_Instruções de trabalho_.
- 1) Liste os termos que o trecho sobre conciliação distingue entre si ao tratar da concessão e das renúncias.
- 2) Transcreva as linhas dos dados fornecidos, começando pela linha que contém "text-line: 加大科技培训力度，提高贫困群众素养，激发贫困群众科技致富 [185, 726, 773, 751]" e seguindo até a linha que contém "text-line: 的主动性。 [143, 760, 248, 785]".

_Trecho para leitura_.

Com o entendimento da conciliação aliado ao conceito de justiça, agora é preciso entender como estes influenciam nas ações previdenciárias. É de suma importância compreender que nos acordos temos concessões recíprocas a resolver o conflito, e desse modo, o cunho da conciliação é aplicar os princípios da independência, imparcialidade, autonomia de vontade tendo a informação para uma orientação adequada e por fim, uma decisão que ampare ambas as partes na satisfação da resolução da lide.

Quando foi referido o termo concessão para com as renúncias, há uma distinção entre transação, submissão e a renúncia. A transação é uma abdicação parcial dos interesses; na submissão existe uma pretensão contraria deixando de lado seu direito; e pôr fim a renúncia que possui relação com a conciliação, pois a parte abre mão do seu direito, do seu interesse, fazendo assim a resolução da lide. 

Na audiência de conciliação o juiz deve auxiliar as partes com esforço para o reconhecimento do direito reivindicado para a negociação na direção dos valores devidos. Como aduz Bruno Takahashi (2014), é inegável que todo acordo deva se basear em renúncias recíprocas. E é por justamente haver uma renúncia de seu direito que o princípio da informação é inquestionável para que se tome uma decisão coerente diante da proposta lançada em razão da proporcionalidade do objeto em discussão para não ocorrer acordos injustos e uma renegação desproporcional de direitos.

_Dados fornecidos_.
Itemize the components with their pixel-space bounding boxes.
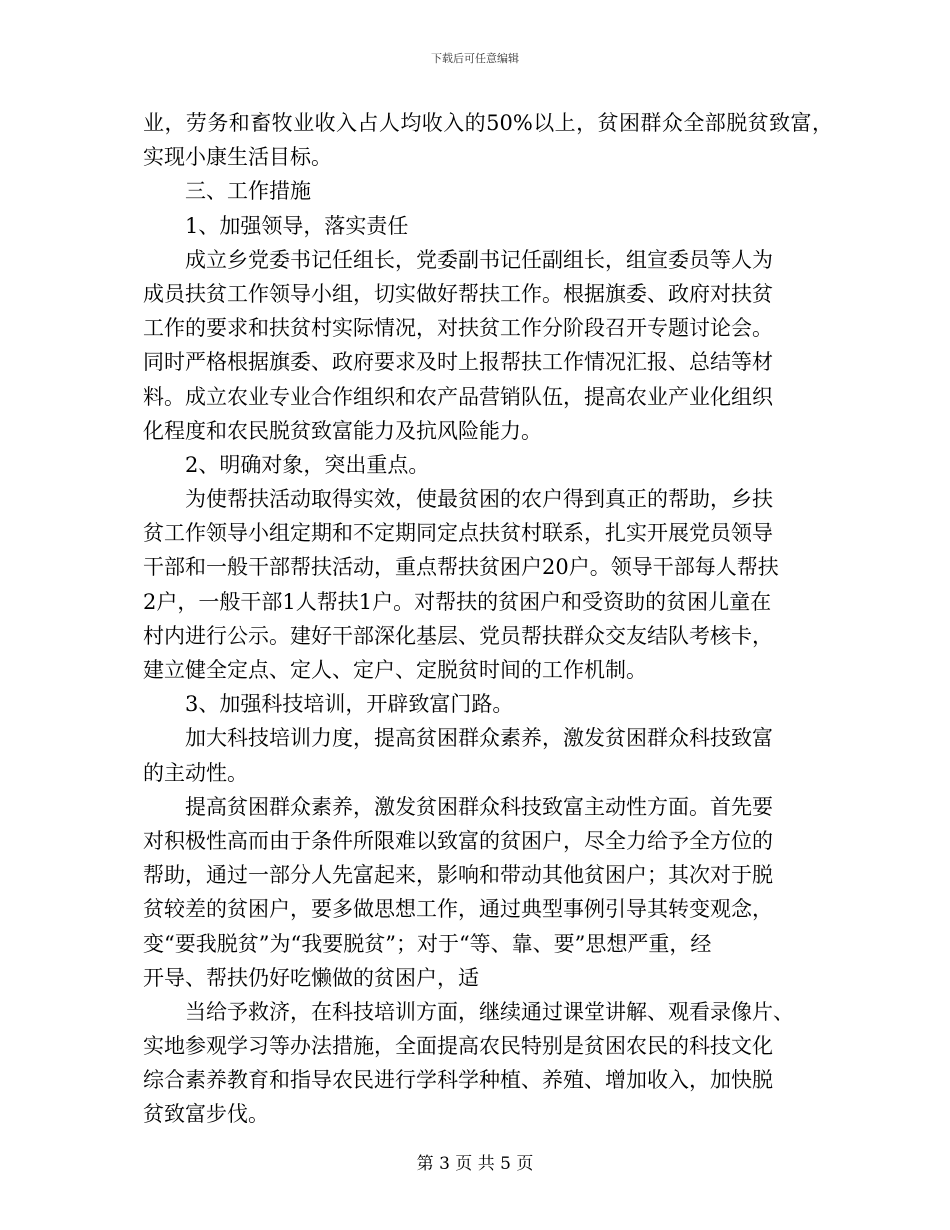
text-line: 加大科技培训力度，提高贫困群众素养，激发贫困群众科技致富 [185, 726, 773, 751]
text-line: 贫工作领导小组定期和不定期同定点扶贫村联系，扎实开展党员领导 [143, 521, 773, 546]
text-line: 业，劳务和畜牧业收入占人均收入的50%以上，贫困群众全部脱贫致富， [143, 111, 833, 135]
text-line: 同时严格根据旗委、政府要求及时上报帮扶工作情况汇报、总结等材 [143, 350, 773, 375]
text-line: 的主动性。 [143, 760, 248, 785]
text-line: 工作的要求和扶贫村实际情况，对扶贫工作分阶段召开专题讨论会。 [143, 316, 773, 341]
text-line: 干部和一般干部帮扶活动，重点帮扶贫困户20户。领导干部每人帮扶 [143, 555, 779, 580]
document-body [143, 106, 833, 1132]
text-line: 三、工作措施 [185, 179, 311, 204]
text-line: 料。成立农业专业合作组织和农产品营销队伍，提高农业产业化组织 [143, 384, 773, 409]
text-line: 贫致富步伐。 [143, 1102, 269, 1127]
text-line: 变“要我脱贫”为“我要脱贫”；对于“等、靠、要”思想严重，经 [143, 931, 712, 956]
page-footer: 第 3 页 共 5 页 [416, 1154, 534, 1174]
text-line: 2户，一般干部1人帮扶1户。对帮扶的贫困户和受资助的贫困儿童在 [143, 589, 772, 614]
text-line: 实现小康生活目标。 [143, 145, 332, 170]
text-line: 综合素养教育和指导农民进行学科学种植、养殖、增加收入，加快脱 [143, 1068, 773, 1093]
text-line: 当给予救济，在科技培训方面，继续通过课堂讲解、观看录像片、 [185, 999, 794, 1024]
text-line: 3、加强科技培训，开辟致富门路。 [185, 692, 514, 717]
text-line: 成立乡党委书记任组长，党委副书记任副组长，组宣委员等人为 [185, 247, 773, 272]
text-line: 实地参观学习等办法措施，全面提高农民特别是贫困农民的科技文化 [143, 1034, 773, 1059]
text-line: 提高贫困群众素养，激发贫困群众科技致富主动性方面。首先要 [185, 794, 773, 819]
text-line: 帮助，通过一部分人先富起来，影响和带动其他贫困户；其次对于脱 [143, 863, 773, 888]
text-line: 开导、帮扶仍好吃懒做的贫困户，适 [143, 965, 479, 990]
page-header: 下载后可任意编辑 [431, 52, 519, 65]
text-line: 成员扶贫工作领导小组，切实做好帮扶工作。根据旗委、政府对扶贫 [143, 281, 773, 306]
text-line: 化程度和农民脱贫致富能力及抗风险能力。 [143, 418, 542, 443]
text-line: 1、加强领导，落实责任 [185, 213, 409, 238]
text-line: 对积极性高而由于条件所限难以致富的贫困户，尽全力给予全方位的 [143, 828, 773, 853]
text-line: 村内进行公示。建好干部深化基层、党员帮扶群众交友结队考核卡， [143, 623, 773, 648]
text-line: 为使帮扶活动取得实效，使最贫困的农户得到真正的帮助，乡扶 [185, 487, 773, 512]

_Respostas corretas_.
- 1) Transação, submissão e renúncia.

- 2)
text-line: 加大科技培训力度，提高贫困群众素养，激发贫困群众科技致富 [185, 726, 773, 751]
text-line: 贫工作领导小组定期和不定期同定点扶贫村联系，扎实开展党员领导 [143, 521, 773, 546]
text-line: 业，劳务和畜牧业收入占人均收入的50%以上，贫困群众全部脱贫致富， [143, 111, 833, 135]
text-line: 同时严格根据旗委、政府要求及时上报帮扶工作情况汇报、总结等材 [143, 350, 773, 375]
text-line: 的主动性。 [143, 760, 248, 785]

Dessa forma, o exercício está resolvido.